[Records from a collection of figures]

______________________________

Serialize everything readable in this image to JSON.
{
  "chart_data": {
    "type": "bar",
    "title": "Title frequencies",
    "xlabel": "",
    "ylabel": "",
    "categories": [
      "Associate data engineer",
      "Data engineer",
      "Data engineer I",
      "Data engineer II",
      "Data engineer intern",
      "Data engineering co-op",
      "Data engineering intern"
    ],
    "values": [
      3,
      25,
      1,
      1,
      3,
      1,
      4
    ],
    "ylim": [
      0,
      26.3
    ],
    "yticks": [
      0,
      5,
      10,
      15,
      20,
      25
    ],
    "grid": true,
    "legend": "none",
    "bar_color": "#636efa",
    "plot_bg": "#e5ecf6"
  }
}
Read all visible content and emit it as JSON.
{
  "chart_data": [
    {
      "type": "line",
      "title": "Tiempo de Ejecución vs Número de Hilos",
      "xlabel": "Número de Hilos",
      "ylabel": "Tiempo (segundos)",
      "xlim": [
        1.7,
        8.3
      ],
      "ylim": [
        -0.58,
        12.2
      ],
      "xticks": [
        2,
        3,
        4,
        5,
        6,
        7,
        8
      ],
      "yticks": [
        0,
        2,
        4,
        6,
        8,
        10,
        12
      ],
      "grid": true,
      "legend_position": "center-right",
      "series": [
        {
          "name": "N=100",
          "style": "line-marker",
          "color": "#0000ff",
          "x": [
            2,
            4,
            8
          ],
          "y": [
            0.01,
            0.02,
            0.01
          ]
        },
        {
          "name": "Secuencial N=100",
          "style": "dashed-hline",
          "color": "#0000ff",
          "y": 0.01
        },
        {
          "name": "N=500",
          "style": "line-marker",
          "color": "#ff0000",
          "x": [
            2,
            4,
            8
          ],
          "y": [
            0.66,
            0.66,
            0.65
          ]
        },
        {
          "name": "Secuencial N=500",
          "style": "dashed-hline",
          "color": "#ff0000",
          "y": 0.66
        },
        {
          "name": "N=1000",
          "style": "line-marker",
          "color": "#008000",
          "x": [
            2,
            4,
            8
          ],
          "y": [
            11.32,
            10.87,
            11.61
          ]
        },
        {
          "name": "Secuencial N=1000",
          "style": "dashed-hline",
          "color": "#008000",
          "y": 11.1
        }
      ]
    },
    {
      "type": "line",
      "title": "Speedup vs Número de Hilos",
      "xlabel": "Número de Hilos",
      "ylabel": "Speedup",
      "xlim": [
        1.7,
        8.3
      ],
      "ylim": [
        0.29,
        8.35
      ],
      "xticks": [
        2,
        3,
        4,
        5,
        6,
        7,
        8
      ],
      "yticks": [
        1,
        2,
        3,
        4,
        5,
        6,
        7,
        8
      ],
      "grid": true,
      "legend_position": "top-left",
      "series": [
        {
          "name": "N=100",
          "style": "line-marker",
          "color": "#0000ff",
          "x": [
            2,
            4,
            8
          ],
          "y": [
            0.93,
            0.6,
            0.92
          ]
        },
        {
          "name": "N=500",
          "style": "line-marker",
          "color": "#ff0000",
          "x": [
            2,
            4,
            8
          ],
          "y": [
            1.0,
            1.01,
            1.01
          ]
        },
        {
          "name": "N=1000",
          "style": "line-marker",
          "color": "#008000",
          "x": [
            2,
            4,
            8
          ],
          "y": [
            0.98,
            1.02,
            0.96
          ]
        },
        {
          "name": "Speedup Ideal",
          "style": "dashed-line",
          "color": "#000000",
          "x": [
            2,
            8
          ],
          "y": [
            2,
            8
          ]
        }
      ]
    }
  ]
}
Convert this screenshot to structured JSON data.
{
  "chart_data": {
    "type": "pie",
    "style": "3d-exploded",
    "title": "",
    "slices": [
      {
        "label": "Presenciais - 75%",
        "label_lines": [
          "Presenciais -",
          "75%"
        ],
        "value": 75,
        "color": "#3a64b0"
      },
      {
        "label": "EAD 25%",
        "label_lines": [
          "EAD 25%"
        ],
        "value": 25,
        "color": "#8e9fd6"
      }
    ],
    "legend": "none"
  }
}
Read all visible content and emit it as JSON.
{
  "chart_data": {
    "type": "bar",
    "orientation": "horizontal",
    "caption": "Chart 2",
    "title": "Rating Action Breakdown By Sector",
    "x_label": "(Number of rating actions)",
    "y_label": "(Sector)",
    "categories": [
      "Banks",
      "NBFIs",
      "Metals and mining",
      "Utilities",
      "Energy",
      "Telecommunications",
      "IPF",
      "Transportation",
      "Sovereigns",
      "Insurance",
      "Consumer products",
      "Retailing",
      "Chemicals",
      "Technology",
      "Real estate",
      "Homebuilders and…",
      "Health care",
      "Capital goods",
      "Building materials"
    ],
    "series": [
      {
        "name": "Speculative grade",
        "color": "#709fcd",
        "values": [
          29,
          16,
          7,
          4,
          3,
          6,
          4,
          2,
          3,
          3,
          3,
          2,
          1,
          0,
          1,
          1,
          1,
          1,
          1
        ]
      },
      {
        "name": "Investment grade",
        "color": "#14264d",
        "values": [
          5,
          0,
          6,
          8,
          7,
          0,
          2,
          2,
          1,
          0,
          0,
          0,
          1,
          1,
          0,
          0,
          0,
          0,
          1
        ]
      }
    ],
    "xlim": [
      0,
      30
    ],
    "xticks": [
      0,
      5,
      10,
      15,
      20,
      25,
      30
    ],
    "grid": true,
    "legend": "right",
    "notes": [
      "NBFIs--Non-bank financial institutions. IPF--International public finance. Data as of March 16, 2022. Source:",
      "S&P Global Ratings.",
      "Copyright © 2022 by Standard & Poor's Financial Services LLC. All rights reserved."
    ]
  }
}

______________________________

§ **EXERCISE BRIEF**
Collect from the data above every line that includes "NBFIs".

§ **RESPONSE TO THIS TASK**
      "NBFIs",
      "NBFIs--Non-bank financial institutions. IPF--International public finance. Data as of March 16, 2022. Source:",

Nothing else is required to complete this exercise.